• Brief
Rewrite the material with every "interactable" replaced by "clickable" and everything else unchanged. Leave out the pictures.

• Raw data
"""
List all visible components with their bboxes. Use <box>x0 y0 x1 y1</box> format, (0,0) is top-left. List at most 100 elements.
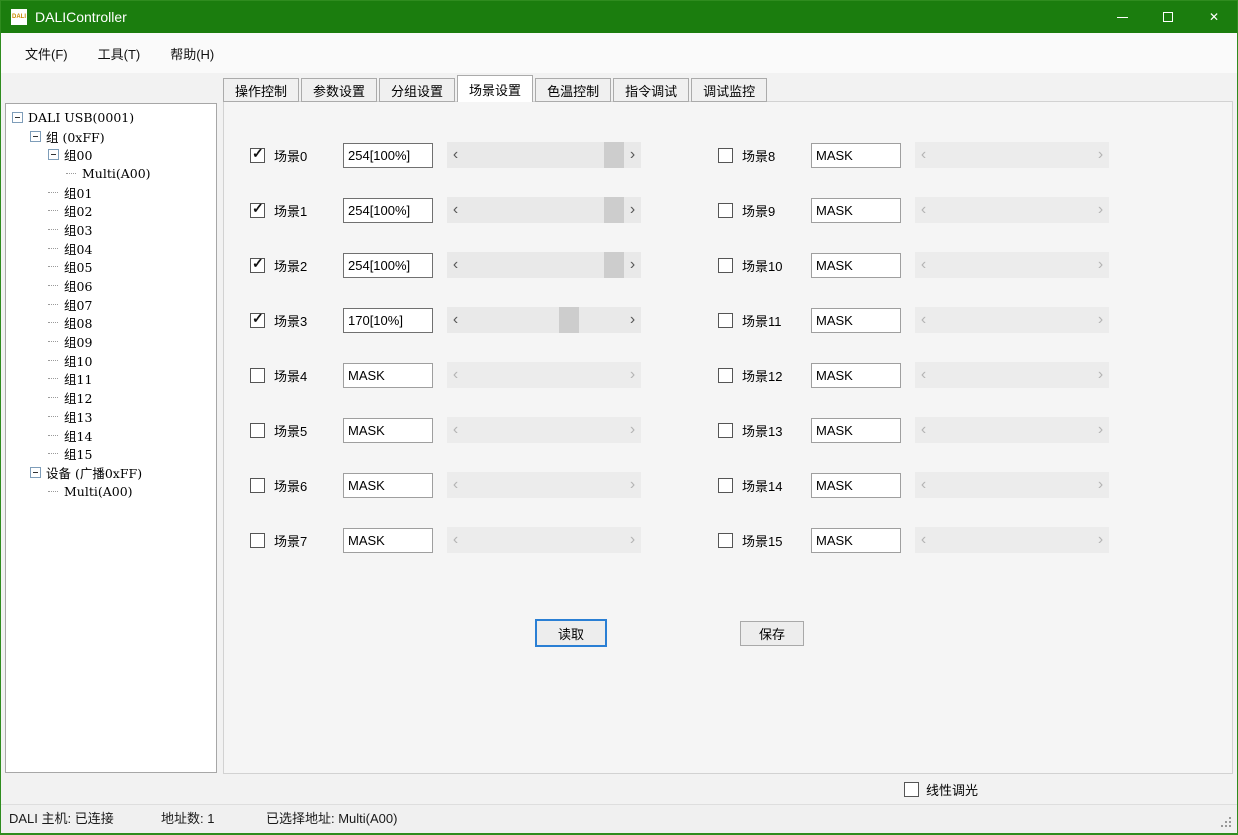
tab-grouping-settings[interactable]: 分组设置 <box>379 78 455 102</box>
scene-11-checkbox[interactable] <box>718 313 733 328</box>
tree-node-group08[interactable]: 组08 <box>6 314 216 333</box>
scene-1-value-input[interactable] <box>343 198 433 223</box>
tree-node-group00[interactable]: 组00 <box>6 145 216 164</box>
scene-14-checkbox[interactable] <box>718 478 733 493</box>
tree-node-multi-a00-device[interactable]: Multi(A00) <box>6 482 216 501</box>
scene-8-checkbox[interactable] <box>718 148 733 163</box>
tree-node-group07[interactable]: 组07 <box>6 295 216 314</box>
scene-row-7: 场景7 <box>250 527 680 553</box>
close-button[interactable]: ✕ <box>1191 1 1237 33</box>
tree-node-multi-a00[interactable]: Multi(A00) <box>6 164 216 183</box>
scene-2-scrollbar[interactable] <box>447 252 641 278</box>
scroll-thumb[interactable] <box>604 197 624 223</box>
menu-help[interactable]: 帮助(H) <box>162 40 222 67</box>
scene-7-checkbox[interactable] <box>250 533 265 548</box>
scene-0-value-input[interactable] <box>343 143 433 168</box>
tab-color-temperature[interactable]: 色温控制 <box>535 78 611 102</box>
tree-collapse-icon[interactable] <box>12 112 23 123</box>
tree-node-group02[interactable]: 组02 <box>6 201 216 220</box>
scroll-left-icon <box>447 417 464 443</box>
scene-10-checkbox[interactable] <box>718 258 733 273</box>
scroll-left-icon[interactable] <box>447 252 464 278</box>
scene-0-checkbox[interactable] <box>250 148 265 163</box>
tree-node-group-root[interactable]: 组 (0xFF) <box>6 127 216 146</box>
scene-6-value-input[interactable] <box>343 473 433 498</box>
tree-node-group01[interactable]: 组01 <box>6 183 216 202</box>
tree-node-label: 组 (0xFF) <box>46 127 105 146</box>
tree-node-group05[interactable]: 组05 <box>6 258 216 277</box>
tree-node-group06[interactable]: 组06 <box>6 276 216 295</box>
linear-dimming-checkbox[interactable] <box>904 782 919 797</box>
scroll-right-icon[interactable] <box>624 252 641 278</box>
scene-2-value-input[interactable] <box>343 253 433 278</box>
scene-6-checkbox[interactable] <box>250 478 265 493</box>
scroll-thumb[interactable] <box>604 142 624 168</box>
scene-10-value-input[interactable] <box>811 253 901 278</box>
tree-node-group13[interactable]: 组13 <box>6 407 216 426</box>
tab-debug-monitor[interactable]: 调试监控 <box>691 78 767 102</box>
scene-5-checkbox[interactable] <box>250 423 265 438</box>
menu-tools[interactable]: 工具(T) <box>90 40 149 67</box>
scroll-thumb[interactable] <box>604 252 624 278</box>
maximize-button[interactable] <box>1145 1 1191 33</box>
tree-node-group09[interactable]: 组09 <box>6 332 216 351</box>
scene-0-scrollbar[interactable] <box>447 142 641 168</box>
scene-7-value-input[interactable] <box>343 528 433 553</box>
scene-9-value-input[interactable] <box>811 198 901 223</box>
scene-1-checkbox[interactable] <box>250 203 265 218</box>
scene-3-value-input[interactable] <box>343 308 433 333</box>
tree-collapse-icon[interactable] <box>30 131 41 142</box>
scene-9-scrollbar <box>915 197 1109 223</box>
tree-node-group12[interactable]: 组12 <box>6 388 216 407</box>
scene-8-value-input[interactable] <box>811 143 901 168</box>
minimize-button[interactable] <box>1099 1 1145 33</box>
menu-file[interactable]: 文件(F) <box>17 40 76 67</box>
scroll-left-icon[interactable] <box>447 197 464 223</box>
scene-13-value-input[interactable] <box>811 418 901 443</box>
scene-3-scrollbar[interactable] <box>447 307 641 333</box>
tab-scene-settings[interactable]: 场景设置 <box>457 75 533 102</box>
tree-node-group11[interactable]: 组11 <box>6 370 216 389</box>
scene-11-value-input[interactable] <box>811 308 901 333</box>
scene-3-checkbox[interactable] <box>250 313 265 328</box>
scene-5-value-input[interactable] <box>343 418 433 443</box>
tree-node-dali-usb[interactable]: DALI USB(0001) <box>6 108 216 127</box>
scroll-left-icon[interactable] <box>447 142 464 168</box>
scene-15-value-input[interactable] <box>811 528 901 553</box>
tree-node-group10[interactable]: 组10 <box>6 351 216 370</box>
tree-collapse-icon[interactable] <box>48 149 59 160</box>
scroll-right-icon[interactable] <box>624 307 641 333</box>
tab-operation-control[interactable]: 操作控制 <box>223 78 299 102</box>
tree-node-group15[interactable]: 组15 <box>6 444 216 463</box>
scene-row-4: 场景4 <box>250 362 680 388</box>
read-button[interactable]: 读取 <box>535 619 607 647</box>
scene-4-value-input[interactable] <box>343 363 433 388</box>
tab-command-debug[interactable]: 指令调试 <box>613 78 689 102</box>
scene-4-checkbox[interactable] <box>250 368 265 383</box>
scene-1-scrollbar[interactable] <box>447 197 641 223</box>
tree-node-group03[interactable]: 组03 <box>6 220 216 239</box>
tree-node-label: Multi(A00) <box>64 484 133 499</box>
scroll-right-icon[interactable] <box>624 197 641 223</box>
scroll-right-icon[interactable] <box>624 142 641 168</box>
scene-9-checkbox[interactable] <box>718 203 733 218</box>
resize-grip-icon[interactable] <box>1221 817 1223 819</box>
scene-15-checkbox[interactable] <box>718 533 733 548</box>
scroll-right-icon <box>624 417 641 443</box>
tree-node-group04[interactable]: 组04 <box>6 239 216 258</box>
scene-12-value-input[interactable] <box>811 363 901 388</box>
tree-node-device-broadcast[interactable]: 设备 (广播0xFF) <box>6 463 216 482</box>
status-selected-address: 已选择地址: Multi(A00) <box>266 805 397 833</box>
scroll-right-icon <box>1092 527 1109 553</box>
tree-node-group14[interactable]: 组14 <box>6 426 216 445</box>
scene-2-checkbox[interactable] <box>250 258 265 273</box>
scene-13-checkbox[interactable] <box>718 423 733 438</box>
scene-14-value-input[interactable] <box>811 473 901 498</box>
scroll-thumb[interactable] <box>559 307 579 333</box>
save-button[interactable]: 保存 <box>740 621 804 646</box>
tab-parameter-settings[interactable]: 参数设置 <box>301 78 377 102</box>
scroll-left-icon[interactable] <box>447 307 464 333</box>
scene-12-checkbox[interactable] <box>718 368 733 383</box>
tree-collapse-icon[interactable] <box>30 467 41 478</box>
tree-node-label: 组03 <box>64 220 92 239</box>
"""
• Task solution
List all visible components with their bboxes. Use <box>x0 y0 x1 y1</box> format, (0,0) is top-left. List at most 100 elements.
tab-grouping-settings[clickable]: 分组设置 <box>379 78 455 102</box>
scene-11-checkbox[clickable] <box>718 313 733 328</box>
tree-node-group08[clickable]: 组08 <box>6 314 216 333</box>
scene-1-value-input[clickable] <box>343 198 433 223</box>
tree-node-group00[clickable]: 组00 <box>6 145 216 164</box>
scene-14-checkbox[clickable] <box>718 478 733 493</box>
tree-node-multi-a00-device[clickable]: Multi(A00) <box>6 482 216 501</box>
scene-8-checkbox[clickable] <box>718 148 733 163</box>
tree-node-group07[clickable]: 组07 <box>6 295 216 314</box>
scene-row-7: 场景7 <box>250 527 680 553</box>
close-button[clickable]: ✕ <box>1191 1 1237 33</box>
tree-node-multi-a00[clickable]: Multi(A00) <box>6 164 216 183</box>
scene-2-scrollbar[clickable] <box>447 252 641 278</box>
scroll-thumb[clickable] <box>604 197 624 223</box>
menu-help[clickable]: 帮助(H) <box>162 40 222 67</box>
scene-7-checkbox[clickable] <box>250 533 265 548</box>
scene-0-value-input[clickable] <box>343 143 433 168</box>
tab-color-temperature[clickable]: 色温控制 <box>535 78 611 102</box>
tree-collapse-icon[clickable] <box>12 112 23 123</box>
tree-node-group02[clickable]: 组02 <box>6 201 216 220</box>
scroll-left-icon <box>447 417 464 443</box>
scene-10-checkbox[clickable] <box>718 258 733 273</box>
scroll-left-icon[clickable] <box>447 252 464 278</box>
scene-0-checkbox[clickable] <box>250 148 265 163</box>
tree-node-group-root[clickable]: 组 (0xFF) <box>6 127 216 146</box>
scene-6-value-input[clickable] <box>343 473 433 498</box>
tree-node-group01[clickable]: 组01 <box>6 183 216 202</box>
tree-node-label: 组 (0xFF) <box>46 127 105 146</box>
tree-node-group05[clickable]: 组05 <box>6 258 216 277</box>
tree-node-group06[clickable]: 组06 <box>6 276 216 295</box>
linear-dimming-checkbox[clickable] <box>904 782 919 797</box>
scroll-right-icon[clickable] <box>624 252 641 278</box>
scene-2-value-input[clickable] <box>343 253 433 278</box>
scene-6-checkbox[clickable] <box>250 478 265 493</box>
scroll-thumb[clickable] <box>604 142 624 168</box>
scene-10-value-input[clickable] <box>811 253 901 278</box>
tree-node-group13[clickable]: 组13 <box>6 407 216 426</box>
tab-debug-monitor[clickable]: 调试监控 <box>691 78 767 102</box>
scene-5-checkbox[clickable] <box>250 423 265 438</box>
menu-tools[clickable]: 工具(T) <box>90 40 149 67</box>
scroll-thumb[clickable] <box>604 252 624 278</box>
maximize-button[clickable] <box>1145 1 1191 33</box>
tree-node-group09[clickable]: 组09 <box>6 332 216 351</box>
scene-0-scrollbar[clickable] <box>447 142 641 168</box>
scene-7-value-input[clickable] <box>343 528 433 553</box>
scene-9-value-input[clickable] <box>811 198 901 223</box>
scene-1-checkbox[clickable] <box>250 203 265 218</box>
scene-3-value-input[clickable] <box>343 308 433 333</box>
tree-collapse-icon[clickable] <box>30 131 41 142</box>
scene-9-scrollbar <box>915 197 1109 223</box>
tree-node-group12[clickable]: 组12 <box>6 388 216 407</box>
scene-8-value-input[clickable] <box>811 143 901 168</box>
minimize-button[clickable] <box>1099 1 1145 33</box>
menu-file[clickable]: 文件(F) <box>17 40 76 67</box>
scroll-left-icon[clickable] <box>447 197 464 223</box>
scene-13-value-input[clickable] <box>811 418 901 443</box>
scene-3-scrollbar[clickable] <box>447 307 641 333</box>
tab-scene-settings[clickable]: 场景设置 <box>457 75 533 102</box>
tree-node-group11[clickable]: 组11 <box>6 370 216 389</box>
scene-11-value-input[clickable] <box>811 308 901 333</box>
scene-3-checkbox[clickable] <box>250 313 265 328</box>
scene-5-value-input[clickable] <box>343 418 433 443</box>
tree-node-dali-usb[clickable]: DALI USB(0001) <box>6 108 216 127</box>
scroll-left-icon[clickable] <box>447 142 464 168</box>
scene-15-value-input[clickable] <box>811 528 901 553</box>
tree-node-group10[clickable]: 组10 <box>6 351 216 370</box>
tree-collapse-icon[clickable] <box>48 149 59 160</box>
scroll-right-icon[clickable] <box>624 307 641 333</box>
tab-operation-control[clickable]: 操作控制 <box>223 78 299 102</box>
tree-node-group15[clickable]: 组15 <box>6 444 216 463</box>
scene-row-4: 场景4 <box>250 362 680 388</box>
read-button[clickable]: 读取 <box>535 619 607 647</box>
scene-4-value-input[clickable] <box>343 363 433 388</box>
tab-command-debug[clickable]: 指令调试 <box>613 78 689 102</box>
scene-4-checkbox[clickable] <box>250 368 265 383</box>
scene-1-scrollbar[clickable] <box>447 197 641 223</box>
tree-node-group03[clickable]: 组03 <box>6 220 216 239</box>
tree-node-label: Multi(A00) <box>64 484 133 499</box>
scroll-right-icon[clickable] <box>624 197 641 223</box>
scroll-right-icon[clickable] <box>624 142 641 168</box>
scene-9-checkbox[clickable] <box>718 203 733 218</box>
resize-grip-icon[clickable] <box>1221 817 1223 819</box>
scene-15-checkbox[clickable] <box>718 533 733 548</box>
scroll-right-icon <box>624 417 641 443</box>
tree-node-group04[clickable]: 组04 <box>6 239 216 258</box>
scene-12-value-input[clickable] <box>811 363 901 388</box>
tree-node-device-broadcast[clickable]: 设备 (广播0xFF) <box>6 463 216 482</box>
status-selected-address: 已选择地址: Multi(A00) <box>266 805 397 833</box>
scroll-right-icon <box>1092 527 1109 553</box>
tree-node-group14[clickable]: 组14 <box>6 426 216 445</box>
scene-2-checkbox[clickable] <box>250 258 265 273</box>
scene-13-checkbox[clickable] <box>718 423 733 438</box>
scene-14-value-input[clickable] <box>811 473 901 498</box>
scroll-thumb[clickable] <box>559 307 579 333</box>
save-button[clickable]: 保存 <box>740 621 804 646</box>
tab-parameter-settings[clickable]: 参数设置 <box>301 78 377 102</box>
scroll-left-icon[clickable] <box>447 307 464 333</box>
scene-12-checkbox[clickable] <box>718 368 733 383</box>
tree-collapse-icon[clickable] <box>30 467 41 478</box>
tree-node-label: 组03 <box>64 220 92 239</box>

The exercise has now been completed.